Stated task:
Identify and pull out each line of the entries in which "PERŞEMBE" occurs.

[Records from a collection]
/---
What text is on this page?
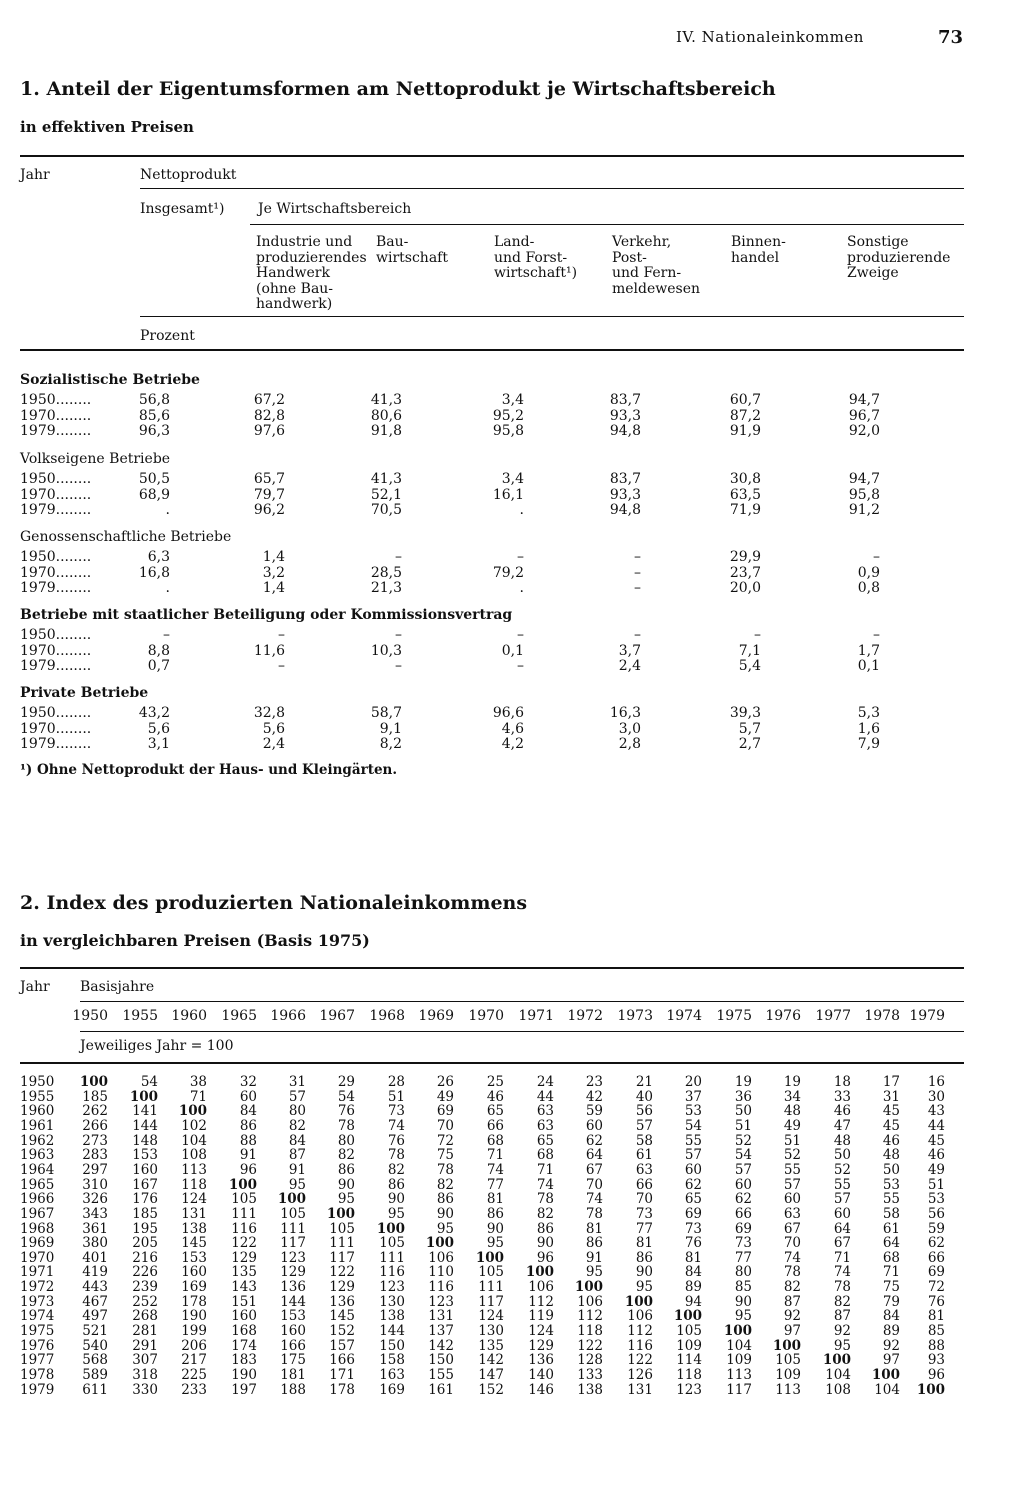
IV. Nationaleinkommen	73
1. Anteil der Eigentumsformen am Nettoprodukt je Wirtschaftsbereich
in effektiven Preisen
Jahr	Nettoprodukt
Insgesamt¹) Je Wirtschaftsbereich
Industrie und
produzierendes
Handwerk
(ohne Bau-
handwerk)
Bau-
wirtschaft
Land-
und Forst-
wirtschaft¹)
Verkehr,
Post-
und Fern-
meldewesen
Binnen-
handel
Sonstige
produzierende
Zweige
Prozent
Sozialistische Betriebe
1950........	56,8	67,2	41,3	3,4	83,7	60,7	94,7
1970........	85,6	82,8	80,6	95,2	93,3	87,2	96,7
1979........	96,3	97,6	91,8	95,8	94,8	91,9	92,0
Volkseigene Betriebe
1950........	50,5	65,7	41,3	3,4	83,7	30,8	94,7
1970........	68,9	79,7	52,1	16,1	93,3	63,5	95,8
1979........	.	96,2	70,5	.	94,8	71,9	91,2
Genossenschaftliche Betriebe
1950........	6,3	1,4	–	–	–	29,9	–
1970........	16,8	3,2	28,5	79,2	–	23,7	0,9
1979........	.	1,4	21,3	.	–	20,0	0,8
Betriebe mit staatlicher Beteiligung oder Kommissionsvertrag
1950........	–	–	–	–	–	–	–
1970........	8,8	11,6	10,3	0,1	3,7	7,1	1,7
1979........	0,7	–	–	–	2,4	5,4	0,1
Private Betriebe
1950........	43,2	32,8	58,7	96,6	16,3	39,3	5,3
1970........	5,6	5,6	9,1	4,6	3,0	5,7	1,6
1979........	3,1	2,4	8,2	4,2	2,8	2,7	7,9
¹) Ohne Nettoprodukt der Haus- und Kleingärten.
2. Index des produzierten Nationaleinkommens
in vergleichbaren Preisen (Basis 1975)
Jahr Basisjahre
1950	1955 1960	1965 1966 1967	1968 1969	1970	1971 1972	1973 1974	1975 1976	1977 1978 1979
Jeweiliges Jahr = 100
1950	100	54	38	32	31	29	28	26	25	24	23	21	20	19	19	18	17	16
1955	185	100	71	60	57	54	51	49	46	44	42	40	37	36	34	33	31	30
1960	262	141	100	84	80	76	73	69	65	63	59	56	53	50	48	46	45	43
1961	266	144	102	86	82	78	74	70	66	63	60	57	54	51	49	47	45	44
1962	273	148	104	88	84	80	76	72	68	65	62	58	55	52	51	48	46	45
1963	283	153	108	91	87	82	78	75	71	68	64	61	57	54	52	50	48	46
1964	297	160	113	96	91	86	82	78	74	71	67	63	60	57	55	52	50	49
1965	310	167	118	100	95	90	86	82	77	74	70	66	62	60	57	55	53	51
1966	326	176	124	105	100	95	90	86	81	78	74	70	65	62	60	57	55	53
1967	343	185	131	111	105	100	95	90	86	82	78	73	69	66	63	60	58	56
1968	361	195	138	116	111	105	100	95	90	86	81	77	73	69	67	64	61	59
1969	380	205	145	122	117	111	105	100	95	90	86	81	76	73	70	67	64	62
1970	401	216	153	129	123	117	111	106	100	96	91	86	81	77	74	71	68	66
1971	419	226	160	135	129	122	116	110	105	100	95	90	84	80	78	74	71	69
1972	443	239	169	143	136	129	123	116	111	106	100	95	89	85	82	78	75	72
1973	467	252	178	151	144	136	130	123	117	112	106	100	94	90	87	82	79	76
1974	497	268	190	160	153	145	138	131	124	119	112	106	100	95	92	87	84	81
1975	521	281	199	168	160	152	144	137	130	124	118	112	105	100	97	92	89	85
1976	540	291	206	174	166	157	150	142	135	129	122	116	109	104	100	95	92	88
1977	568	307	217	183	175	166	158	150	142	136	128	122	114	109	105	100	97	93
1978	589	318	225	190	181	171	163	155	147	140	133	126	118	113	109	104	100	96
1979	611	330	233	197	188	178	169	161	152	146	138	131	123	117	113	108	104	100
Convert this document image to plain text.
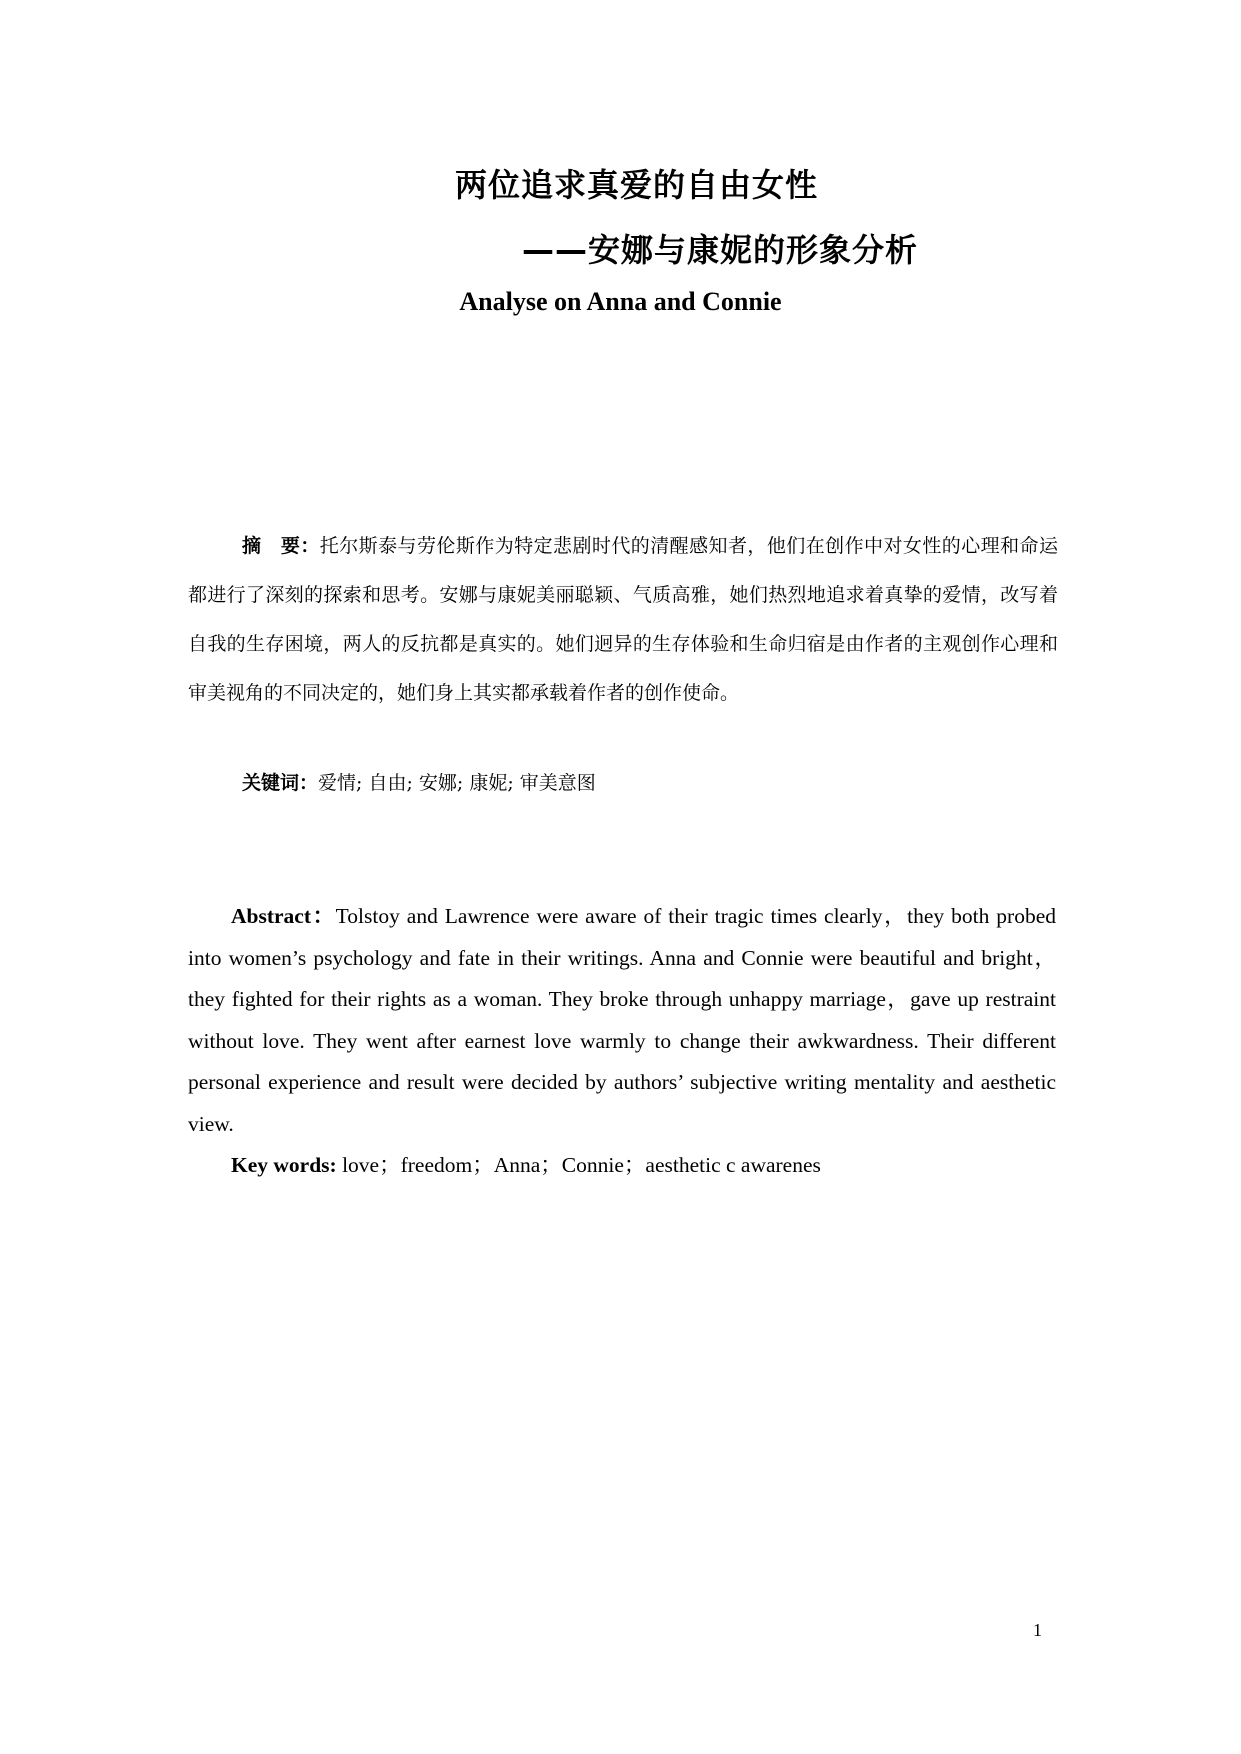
两位追求真爱的自由女性
——安娜与康妮的形象分析
Analyse on Anna and Connie

摘　要：托尔斯泰与劳伦斯作为特定悲剧时代的清醒感知者，他们在创作中对女性的心理和命运都进行了深刻的探索和思考。安娜与康妮美丽聪颖、气质高雅，她们热烈地追求着真挚的爱情，改写着自我的生存困境，两人的反抗都是真实的。她们迥异的生存体验和生命归宿是由作者的主观创作心理和审美视角的不同决定的，她们身上其实都承载着作者的创作使命。

关键词：爱情; 自由; 安娜; 康妮; 审美意图

Abstract：Tolstoy and Lawrence were aware of their tragic times clearly，they both probed into women’s psychology and fate in their writings. Anna and Connie were beautiful and bright，they fighted for their rights as a woman. They broke through unhappy marriage，gave up restraint without love. They went after earnest love warmly to change their awkwardness. Their different personal experience and result were decided by authors’ subjective writing mentality and aesthetic view.

Key words: love；freedom；Anna；Connie；aesthetic c awarenes
1
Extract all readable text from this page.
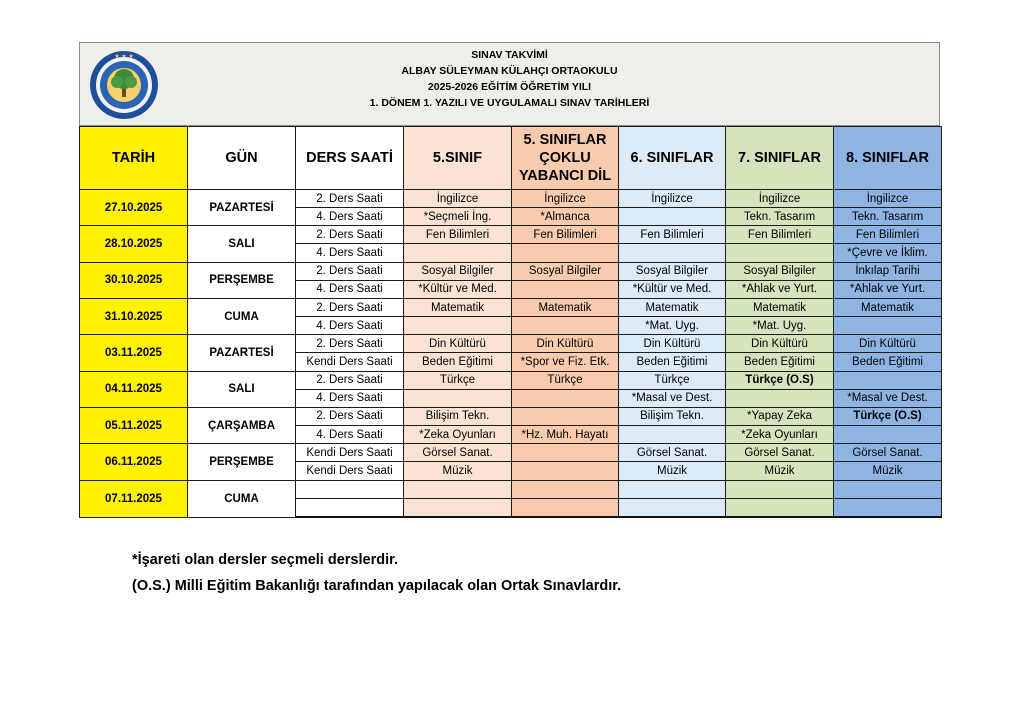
★ ★ ★	SINAV TAKVİMİ
ALBAY SÜLEYMAN KÜLAHÇI ORTAOKULU
2025-2026 EĞİTİM ÖĞRETİM YILI
1. DÖNEM 1. YAZILI VE UYGULAMALI SINAV TARİHLERİ
TARİH	GÜN	DERS SAATİ	5.SINIF	5. SINIFLAR
ÇOKLU
YABANCI DİL	6. SINIFLAR	7. SINIFLAR	8. SINIFLAR
27.10.2025	PAZARTESİ	2. Ders Saati	İngilizce	İngilizce	İngilizce	İngilizce	İngilizce
		4. Ders Saati	*Seçmeli İng.	*Almanca		Tekn. Tasarım	Tekn. Tasarım
28.10.2025	SALI	2. Ders Saati	Fen Bilimleri	Fen Bilimleri	Fen Bilimleri	Fen Bilimleri	Fen Bilimleri
		4. Ders Saati					*Çevre ve İklim.
30.10.2025	PERŞEMBE	2. Ders Saati	Sosyal Bilgiler	Sosyal Bilgiler	Sosyal Bilgiler	Sosyal Bilgiler	İnkılap Tarihi
		4. Ders Saati	*Kültür ve Med.		*Kültür ve Med.	*Ahlak ve Yurt.	*Ahlak ve Yurt.
31.10.2025	CUMA	2. Ders Saati	Matematik	Matematik	Matematik	Matematik	Matematik
		4. Ders Saati			*Mat. Uyg.	*Mat. Uyg.	
03.11.2025	PAZARTESİ	2. Ders Saati	Din Kültürü	Din Kültürü	Din Kültürü	Din Kültürü	Din Kültürü
		Kendi Ders Saati	Beden Eğitimi	*Spor ve Fiz. Etk.	Beden Eğitimi	Beden Eğitimi	Beden Eğitimi
04.11.2025	SALI	2. Ders Saati	Türkçe	Türkçe	Türkçe	Türkçe (O.S)	
		4. Ders Saati			*Masal ve Dest.		*Masal ve Dest.
05.11.2025	ÇARŞAMBA	2. Ders Saati	Bilişim Tekn.		Bilişim Tekn.	*Yapay Zeka	Türkçe (O.S)
		4. Ders Saati	*Zeka Oyunları	*Hz. Muh. Hayatı		*Zeka Oyunları	
06.11.2025	PERŞEMBE	Kendi Ders Saati	Görsel Sanat.		Görsel Sanat.	Görsel Sanat.	Görsel Sanat.
		Kendi Ders Saati	Müzik		Müzik	Müzik	Müzik
07.11.2025	CUMA						

*İşareti olan dersler seçmeli derslerdir.
(O.S.) Milli Eğitim Bakanlığı tarafından yapılacak olan Ortak Sınavlardır.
\---
Task answer:
30.10.2025	PERŞEMBE	2. Ders Saati	Sosyal Bilgiler	Sosyal Bilgiler	Sosyal Bilgiler	Sosyal Bilgiler	İnkılap Tarihi
06.11.2025	PERŞEMBE	Kendi Ders Saati	Görsel Sanat.		Görsel Sanat.	Görsel Sanat.	Görsel Sanat.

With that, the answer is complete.